WHAT TO PRODUCE
Say how many lines of these entries include the word "text", and answer with the number alone.

[Saved data entries]
*-*-*

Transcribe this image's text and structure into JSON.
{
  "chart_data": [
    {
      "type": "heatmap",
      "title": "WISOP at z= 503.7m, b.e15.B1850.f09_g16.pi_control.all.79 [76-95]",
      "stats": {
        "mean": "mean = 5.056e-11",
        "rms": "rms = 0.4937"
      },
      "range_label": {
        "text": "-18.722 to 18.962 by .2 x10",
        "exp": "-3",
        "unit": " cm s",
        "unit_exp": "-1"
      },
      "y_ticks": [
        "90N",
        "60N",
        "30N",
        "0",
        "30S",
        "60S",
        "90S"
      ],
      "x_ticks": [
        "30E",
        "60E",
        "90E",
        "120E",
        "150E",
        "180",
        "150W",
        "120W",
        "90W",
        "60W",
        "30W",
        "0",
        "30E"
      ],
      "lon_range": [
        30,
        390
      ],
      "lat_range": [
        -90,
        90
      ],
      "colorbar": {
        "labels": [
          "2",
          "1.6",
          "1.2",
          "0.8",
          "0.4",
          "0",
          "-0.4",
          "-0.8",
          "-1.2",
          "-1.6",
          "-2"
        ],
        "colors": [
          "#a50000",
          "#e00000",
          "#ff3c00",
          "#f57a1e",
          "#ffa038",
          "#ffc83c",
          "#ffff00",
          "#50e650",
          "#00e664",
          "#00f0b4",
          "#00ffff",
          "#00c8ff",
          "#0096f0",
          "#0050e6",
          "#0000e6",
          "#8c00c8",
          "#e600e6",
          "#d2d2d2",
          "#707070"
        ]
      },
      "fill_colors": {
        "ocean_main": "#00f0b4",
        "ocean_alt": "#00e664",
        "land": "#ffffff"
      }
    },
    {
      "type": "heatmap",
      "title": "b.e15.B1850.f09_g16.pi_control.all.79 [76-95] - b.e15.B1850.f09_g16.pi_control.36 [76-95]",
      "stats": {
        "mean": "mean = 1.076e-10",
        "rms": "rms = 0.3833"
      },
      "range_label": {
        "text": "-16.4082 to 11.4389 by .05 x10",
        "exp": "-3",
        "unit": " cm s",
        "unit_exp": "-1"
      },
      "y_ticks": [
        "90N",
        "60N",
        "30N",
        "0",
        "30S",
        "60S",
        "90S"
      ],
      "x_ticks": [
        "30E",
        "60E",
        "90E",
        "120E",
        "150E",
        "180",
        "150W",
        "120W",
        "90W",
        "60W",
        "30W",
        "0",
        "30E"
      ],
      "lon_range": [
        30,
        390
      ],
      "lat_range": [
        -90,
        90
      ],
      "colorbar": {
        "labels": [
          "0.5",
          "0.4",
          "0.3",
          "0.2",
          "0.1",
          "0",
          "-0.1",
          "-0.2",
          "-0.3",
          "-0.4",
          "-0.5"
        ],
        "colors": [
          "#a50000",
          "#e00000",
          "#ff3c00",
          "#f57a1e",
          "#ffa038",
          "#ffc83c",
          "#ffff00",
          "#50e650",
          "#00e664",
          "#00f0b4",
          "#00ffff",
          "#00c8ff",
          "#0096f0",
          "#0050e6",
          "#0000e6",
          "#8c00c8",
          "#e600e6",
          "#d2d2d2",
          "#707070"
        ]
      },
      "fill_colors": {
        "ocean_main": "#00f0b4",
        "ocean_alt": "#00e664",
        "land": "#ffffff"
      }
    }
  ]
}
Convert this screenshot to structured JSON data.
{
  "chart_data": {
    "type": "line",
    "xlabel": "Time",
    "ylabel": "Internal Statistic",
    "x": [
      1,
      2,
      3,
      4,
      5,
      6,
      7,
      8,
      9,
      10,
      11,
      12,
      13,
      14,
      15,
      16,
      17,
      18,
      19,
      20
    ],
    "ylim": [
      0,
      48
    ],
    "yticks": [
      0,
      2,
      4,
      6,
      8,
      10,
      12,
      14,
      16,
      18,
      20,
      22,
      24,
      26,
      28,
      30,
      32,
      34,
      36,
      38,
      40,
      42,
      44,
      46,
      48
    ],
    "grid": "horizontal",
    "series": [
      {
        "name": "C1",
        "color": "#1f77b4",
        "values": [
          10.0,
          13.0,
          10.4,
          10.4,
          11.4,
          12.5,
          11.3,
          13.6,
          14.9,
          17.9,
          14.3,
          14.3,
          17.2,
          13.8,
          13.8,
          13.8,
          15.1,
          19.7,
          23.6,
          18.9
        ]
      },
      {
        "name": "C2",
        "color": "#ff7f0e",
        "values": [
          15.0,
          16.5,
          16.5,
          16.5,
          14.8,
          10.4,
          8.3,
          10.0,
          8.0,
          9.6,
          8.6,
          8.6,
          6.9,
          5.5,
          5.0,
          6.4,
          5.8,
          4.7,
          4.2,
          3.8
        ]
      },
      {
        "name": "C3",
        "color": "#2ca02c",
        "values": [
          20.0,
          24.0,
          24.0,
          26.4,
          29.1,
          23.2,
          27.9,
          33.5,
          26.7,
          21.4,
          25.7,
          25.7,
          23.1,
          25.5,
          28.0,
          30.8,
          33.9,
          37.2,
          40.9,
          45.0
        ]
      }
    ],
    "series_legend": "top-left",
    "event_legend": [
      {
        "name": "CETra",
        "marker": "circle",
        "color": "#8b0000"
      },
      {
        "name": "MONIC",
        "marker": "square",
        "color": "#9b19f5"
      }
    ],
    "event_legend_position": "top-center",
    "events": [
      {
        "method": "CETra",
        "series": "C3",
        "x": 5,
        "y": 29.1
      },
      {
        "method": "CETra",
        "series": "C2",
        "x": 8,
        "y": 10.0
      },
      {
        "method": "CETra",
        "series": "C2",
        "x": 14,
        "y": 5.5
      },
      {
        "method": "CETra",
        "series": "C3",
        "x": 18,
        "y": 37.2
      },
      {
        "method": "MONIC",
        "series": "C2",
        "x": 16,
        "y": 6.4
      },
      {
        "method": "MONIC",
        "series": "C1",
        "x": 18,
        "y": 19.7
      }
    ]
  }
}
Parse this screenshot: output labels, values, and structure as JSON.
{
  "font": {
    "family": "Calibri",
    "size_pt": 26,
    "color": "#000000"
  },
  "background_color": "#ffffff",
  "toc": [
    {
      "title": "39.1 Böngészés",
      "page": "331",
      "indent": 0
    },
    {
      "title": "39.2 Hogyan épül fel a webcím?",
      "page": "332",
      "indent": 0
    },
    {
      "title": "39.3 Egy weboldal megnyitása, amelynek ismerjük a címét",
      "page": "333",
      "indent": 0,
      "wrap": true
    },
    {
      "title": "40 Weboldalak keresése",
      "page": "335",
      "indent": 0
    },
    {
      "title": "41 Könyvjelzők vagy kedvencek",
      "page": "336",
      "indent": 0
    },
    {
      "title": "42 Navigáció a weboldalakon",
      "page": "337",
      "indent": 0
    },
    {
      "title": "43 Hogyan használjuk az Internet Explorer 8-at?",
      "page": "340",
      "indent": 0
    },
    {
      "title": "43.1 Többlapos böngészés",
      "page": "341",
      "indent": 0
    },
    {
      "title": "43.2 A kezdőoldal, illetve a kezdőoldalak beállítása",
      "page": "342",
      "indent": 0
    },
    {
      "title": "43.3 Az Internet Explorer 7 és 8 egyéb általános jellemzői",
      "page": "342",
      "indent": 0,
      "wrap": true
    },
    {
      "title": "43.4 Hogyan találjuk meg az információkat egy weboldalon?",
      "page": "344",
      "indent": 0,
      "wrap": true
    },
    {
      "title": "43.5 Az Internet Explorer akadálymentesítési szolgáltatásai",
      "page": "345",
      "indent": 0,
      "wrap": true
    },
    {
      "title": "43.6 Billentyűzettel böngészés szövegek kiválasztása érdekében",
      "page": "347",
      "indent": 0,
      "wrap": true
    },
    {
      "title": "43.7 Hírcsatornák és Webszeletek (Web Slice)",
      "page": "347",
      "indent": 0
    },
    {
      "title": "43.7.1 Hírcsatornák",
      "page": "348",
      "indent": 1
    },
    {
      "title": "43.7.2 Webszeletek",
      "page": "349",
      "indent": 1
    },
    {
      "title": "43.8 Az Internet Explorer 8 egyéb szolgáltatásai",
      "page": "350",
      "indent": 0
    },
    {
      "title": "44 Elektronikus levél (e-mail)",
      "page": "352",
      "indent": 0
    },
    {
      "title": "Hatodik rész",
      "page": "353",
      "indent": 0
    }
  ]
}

*-*-*

SOLVED EXERCISE
3